**TO BE DONE**. Select each line where the word "entity" appears.

[Data entries]
★ ★ ★ ★ ★

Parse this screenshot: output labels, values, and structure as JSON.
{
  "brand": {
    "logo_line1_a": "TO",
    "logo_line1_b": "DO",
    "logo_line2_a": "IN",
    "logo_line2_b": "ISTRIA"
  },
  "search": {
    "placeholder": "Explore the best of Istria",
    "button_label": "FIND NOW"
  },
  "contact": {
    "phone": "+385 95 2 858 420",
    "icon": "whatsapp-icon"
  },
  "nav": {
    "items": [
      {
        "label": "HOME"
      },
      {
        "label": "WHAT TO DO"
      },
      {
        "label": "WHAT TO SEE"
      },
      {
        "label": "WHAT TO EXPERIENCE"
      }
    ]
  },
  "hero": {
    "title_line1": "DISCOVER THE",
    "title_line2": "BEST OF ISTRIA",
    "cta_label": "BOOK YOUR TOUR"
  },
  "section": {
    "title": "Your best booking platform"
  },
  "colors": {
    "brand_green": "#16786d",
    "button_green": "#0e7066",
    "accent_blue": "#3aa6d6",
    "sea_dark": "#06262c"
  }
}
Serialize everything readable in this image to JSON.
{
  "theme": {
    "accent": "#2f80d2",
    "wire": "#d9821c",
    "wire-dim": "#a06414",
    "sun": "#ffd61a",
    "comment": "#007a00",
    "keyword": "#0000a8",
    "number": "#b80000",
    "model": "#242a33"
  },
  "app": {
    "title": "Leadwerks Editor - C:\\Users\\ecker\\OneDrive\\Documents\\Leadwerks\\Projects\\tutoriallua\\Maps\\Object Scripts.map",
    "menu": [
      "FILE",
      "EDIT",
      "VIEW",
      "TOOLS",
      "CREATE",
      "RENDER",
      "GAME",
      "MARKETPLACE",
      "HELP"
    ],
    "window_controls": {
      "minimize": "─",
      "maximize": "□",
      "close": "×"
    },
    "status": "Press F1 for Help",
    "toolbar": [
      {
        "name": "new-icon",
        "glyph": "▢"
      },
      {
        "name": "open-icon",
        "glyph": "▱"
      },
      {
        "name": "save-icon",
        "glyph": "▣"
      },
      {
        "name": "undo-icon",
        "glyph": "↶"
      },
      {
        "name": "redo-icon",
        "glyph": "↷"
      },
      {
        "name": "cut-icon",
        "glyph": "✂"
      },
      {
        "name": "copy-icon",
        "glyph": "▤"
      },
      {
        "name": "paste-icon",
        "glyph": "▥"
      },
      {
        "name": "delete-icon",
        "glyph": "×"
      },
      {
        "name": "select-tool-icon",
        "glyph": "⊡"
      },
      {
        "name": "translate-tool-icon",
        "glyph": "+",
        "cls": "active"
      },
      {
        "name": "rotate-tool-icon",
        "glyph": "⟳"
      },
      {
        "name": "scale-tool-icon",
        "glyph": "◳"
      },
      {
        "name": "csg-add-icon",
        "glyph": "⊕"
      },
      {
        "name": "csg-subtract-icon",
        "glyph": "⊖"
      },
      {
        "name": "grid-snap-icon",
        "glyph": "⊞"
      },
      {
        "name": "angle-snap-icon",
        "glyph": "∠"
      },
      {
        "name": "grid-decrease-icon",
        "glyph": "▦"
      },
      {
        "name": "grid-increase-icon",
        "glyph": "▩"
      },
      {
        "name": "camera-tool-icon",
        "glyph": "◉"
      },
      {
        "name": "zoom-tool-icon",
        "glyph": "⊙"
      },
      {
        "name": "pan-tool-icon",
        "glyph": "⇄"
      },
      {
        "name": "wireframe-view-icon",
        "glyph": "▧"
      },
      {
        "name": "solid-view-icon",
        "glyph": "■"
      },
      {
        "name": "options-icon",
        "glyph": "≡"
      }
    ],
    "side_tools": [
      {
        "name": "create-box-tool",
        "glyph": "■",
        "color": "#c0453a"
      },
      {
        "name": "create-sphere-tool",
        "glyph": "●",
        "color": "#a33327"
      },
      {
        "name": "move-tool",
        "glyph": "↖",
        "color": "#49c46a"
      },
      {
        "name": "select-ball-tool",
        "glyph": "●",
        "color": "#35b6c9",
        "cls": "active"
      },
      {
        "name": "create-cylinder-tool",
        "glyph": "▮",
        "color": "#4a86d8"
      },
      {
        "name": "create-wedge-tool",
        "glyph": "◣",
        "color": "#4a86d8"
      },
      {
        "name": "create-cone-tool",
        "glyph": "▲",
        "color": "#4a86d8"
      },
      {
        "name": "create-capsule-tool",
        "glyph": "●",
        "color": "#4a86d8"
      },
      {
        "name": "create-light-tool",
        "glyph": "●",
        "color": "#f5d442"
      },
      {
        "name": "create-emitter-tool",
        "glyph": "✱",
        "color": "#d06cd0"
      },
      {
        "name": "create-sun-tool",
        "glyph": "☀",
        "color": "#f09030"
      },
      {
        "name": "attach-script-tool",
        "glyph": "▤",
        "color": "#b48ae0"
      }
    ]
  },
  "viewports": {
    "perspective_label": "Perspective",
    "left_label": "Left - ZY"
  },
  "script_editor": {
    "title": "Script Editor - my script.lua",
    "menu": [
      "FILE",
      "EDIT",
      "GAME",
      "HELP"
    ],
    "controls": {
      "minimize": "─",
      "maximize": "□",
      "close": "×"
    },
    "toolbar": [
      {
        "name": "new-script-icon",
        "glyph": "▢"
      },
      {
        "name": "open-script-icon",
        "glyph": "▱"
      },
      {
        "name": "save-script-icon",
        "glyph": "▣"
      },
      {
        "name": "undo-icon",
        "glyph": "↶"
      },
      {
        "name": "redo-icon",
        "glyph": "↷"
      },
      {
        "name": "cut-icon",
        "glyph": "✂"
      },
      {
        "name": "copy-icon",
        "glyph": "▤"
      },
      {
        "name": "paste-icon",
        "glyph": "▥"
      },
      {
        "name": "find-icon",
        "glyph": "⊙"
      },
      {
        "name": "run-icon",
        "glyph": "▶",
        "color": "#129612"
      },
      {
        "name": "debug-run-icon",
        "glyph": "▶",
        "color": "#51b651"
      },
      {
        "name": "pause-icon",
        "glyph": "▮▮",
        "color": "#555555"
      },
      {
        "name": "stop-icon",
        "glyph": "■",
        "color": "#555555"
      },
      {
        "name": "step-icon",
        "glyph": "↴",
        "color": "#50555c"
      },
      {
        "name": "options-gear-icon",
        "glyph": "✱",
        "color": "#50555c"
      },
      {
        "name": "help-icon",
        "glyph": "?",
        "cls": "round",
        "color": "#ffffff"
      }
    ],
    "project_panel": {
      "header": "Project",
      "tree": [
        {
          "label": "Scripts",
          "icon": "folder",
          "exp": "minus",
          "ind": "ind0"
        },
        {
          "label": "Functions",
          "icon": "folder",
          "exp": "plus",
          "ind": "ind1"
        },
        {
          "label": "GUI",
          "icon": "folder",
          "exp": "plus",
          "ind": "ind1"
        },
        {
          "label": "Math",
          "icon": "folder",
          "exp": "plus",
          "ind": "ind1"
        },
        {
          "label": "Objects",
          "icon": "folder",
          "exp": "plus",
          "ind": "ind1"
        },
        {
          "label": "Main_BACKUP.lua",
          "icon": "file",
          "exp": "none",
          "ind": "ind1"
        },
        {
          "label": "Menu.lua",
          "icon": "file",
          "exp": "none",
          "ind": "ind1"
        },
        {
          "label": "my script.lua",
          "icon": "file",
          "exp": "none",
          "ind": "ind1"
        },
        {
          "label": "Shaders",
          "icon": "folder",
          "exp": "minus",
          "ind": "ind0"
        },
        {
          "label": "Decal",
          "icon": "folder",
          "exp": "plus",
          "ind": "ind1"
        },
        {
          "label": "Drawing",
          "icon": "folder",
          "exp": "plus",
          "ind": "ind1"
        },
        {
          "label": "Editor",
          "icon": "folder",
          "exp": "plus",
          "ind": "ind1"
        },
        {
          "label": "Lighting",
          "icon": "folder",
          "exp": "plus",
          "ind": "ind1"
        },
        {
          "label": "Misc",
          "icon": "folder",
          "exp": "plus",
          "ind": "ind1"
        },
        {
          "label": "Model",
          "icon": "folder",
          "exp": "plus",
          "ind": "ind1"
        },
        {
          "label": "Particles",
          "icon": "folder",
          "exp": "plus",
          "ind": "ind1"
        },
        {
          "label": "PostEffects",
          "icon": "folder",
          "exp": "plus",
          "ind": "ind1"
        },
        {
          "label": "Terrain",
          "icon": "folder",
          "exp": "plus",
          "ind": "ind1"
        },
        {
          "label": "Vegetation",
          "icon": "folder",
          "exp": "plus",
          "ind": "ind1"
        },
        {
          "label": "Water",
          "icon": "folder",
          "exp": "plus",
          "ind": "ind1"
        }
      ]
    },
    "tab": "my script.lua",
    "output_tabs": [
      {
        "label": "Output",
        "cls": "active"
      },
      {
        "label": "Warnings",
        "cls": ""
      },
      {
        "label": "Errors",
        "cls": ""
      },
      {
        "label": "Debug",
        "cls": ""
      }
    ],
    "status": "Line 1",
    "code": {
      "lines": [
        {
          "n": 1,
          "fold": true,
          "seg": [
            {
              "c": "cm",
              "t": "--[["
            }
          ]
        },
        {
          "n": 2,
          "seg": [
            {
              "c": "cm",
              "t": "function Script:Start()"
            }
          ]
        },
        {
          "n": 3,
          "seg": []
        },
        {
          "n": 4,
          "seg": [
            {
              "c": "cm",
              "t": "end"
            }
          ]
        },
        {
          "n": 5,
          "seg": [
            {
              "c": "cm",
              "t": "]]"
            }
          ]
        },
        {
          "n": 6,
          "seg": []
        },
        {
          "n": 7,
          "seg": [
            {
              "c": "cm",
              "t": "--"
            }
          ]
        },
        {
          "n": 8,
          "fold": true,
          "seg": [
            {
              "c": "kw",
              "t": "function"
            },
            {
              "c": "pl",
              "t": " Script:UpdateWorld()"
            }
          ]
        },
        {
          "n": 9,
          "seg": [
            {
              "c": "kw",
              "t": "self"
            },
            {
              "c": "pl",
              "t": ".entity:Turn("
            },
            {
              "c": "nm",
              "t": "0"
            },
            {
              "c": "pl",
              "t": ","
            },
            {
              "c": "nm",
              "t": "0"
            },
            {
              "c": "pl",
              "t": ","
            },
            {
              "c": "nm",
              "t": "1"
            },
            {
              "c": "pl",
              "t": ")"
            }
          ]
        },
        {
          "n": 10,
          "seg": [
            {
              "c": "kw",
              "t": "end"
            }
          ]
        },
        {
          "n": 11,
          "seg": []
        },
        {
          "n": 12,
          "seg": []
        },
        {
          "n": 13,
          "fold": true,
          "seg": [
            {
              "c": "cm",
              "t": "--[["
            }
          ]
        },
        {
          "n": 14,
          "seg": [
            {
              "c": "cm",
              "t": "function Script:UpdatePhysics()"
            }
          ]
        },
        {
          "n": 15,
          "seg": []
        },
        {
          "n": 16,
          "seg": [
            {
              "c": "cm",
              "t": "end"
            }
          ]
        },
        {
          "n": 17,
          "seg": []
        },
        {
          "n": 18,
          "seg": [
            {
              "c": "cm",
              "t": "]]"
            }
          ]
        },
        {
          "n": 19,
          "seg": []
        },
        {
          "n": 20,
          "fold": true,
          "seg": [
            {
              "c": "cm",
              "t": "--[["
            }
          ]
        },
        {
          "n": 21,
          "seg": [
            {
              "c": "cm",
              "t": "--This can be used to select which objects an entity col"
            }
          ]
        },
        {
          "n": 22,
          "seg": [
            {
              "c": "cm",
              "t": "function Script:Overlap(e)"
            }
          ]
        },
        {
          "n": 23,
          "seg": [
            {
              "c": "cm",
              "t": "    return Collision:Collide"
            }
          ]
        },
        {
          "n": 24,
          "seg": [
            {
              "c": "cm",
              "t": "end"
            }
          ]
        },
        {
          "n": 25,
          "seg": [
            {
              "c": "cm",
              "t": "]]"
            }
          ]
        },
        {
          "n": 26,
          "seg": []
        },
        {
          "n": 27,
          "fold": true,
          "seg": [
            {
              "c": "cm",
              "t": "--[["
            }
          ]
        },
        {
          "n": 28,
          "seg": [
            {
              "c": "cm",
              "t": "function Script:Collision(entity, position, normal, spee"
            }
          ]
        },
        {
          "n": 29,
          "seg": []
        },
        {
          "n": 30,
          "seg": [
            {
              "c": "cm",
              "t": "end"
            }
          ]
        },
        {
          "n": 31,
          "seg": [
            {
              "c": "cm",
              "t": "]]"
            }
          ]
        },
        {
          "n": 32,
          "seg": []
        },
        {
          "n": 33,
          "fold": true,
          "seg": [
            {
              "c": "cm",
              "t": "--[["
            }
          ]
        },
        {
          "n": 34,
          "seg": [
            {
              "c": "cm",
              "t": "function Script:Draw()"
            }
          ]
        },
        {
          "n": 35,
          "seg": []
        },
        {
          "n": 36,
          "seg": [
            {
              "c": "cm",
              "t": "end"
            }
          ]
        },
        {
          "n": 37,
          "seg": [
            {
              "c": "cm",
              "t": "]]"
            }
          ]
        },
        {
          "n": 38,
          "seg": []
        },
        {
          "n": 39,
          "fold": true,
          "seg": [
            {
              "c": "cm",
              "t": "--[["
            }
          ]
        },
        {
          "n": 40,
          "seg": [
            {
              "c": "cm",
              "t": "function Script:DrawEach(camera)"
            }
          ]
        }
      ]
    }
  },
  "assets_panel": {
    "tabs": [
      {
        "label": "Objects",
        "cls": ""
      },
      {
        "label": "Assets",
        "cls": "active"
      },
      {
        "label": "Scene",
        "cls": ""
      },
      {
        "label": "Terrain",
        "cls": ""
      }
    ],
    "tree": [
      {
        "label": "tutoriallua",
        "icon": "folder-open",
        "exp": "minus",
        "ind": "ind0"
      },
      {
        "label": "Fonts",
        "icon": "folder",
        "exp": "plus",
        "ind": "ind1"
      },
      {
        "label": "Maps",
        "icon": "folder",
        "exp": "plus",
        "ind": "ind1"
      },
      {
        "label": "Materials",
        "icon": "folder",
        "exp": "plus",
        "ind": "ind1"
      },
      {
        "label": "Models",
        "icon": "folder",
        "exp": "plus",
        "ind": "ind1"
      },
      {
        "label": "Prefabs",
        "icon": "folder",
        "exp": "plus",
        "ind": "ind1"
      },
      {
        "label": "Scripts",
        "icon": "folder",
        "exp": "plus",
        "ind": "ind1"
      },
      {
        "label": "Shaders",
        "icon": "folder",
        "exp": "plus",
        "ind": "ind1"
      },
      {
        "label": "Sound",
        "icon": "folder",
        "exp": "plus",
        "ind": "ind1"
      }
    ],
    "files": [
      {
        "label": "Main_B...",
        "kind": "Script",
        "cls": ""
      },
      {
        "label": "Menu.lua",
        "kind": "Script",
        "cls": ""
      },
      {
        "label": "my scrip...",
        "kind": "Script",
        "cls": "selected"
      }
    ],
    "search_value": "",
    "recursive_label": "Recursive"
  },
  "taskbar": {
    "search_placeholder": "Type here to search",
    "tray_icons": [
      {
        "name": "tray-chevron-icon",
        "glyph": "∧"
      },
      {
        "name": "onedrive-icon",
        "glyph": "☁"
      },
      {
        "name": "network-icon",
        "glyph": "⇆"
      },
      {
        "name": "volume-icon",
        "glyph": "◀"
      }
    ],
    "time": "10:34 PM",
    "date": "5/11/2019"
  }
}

★ ★ ★ ★ ★

**FULL ANSWER**.
              "t": ".entity:Turn("
              "t": "--This can be used to select which objects an entity col"
              "t": "function Script:Collision(entity, position, normal, spee"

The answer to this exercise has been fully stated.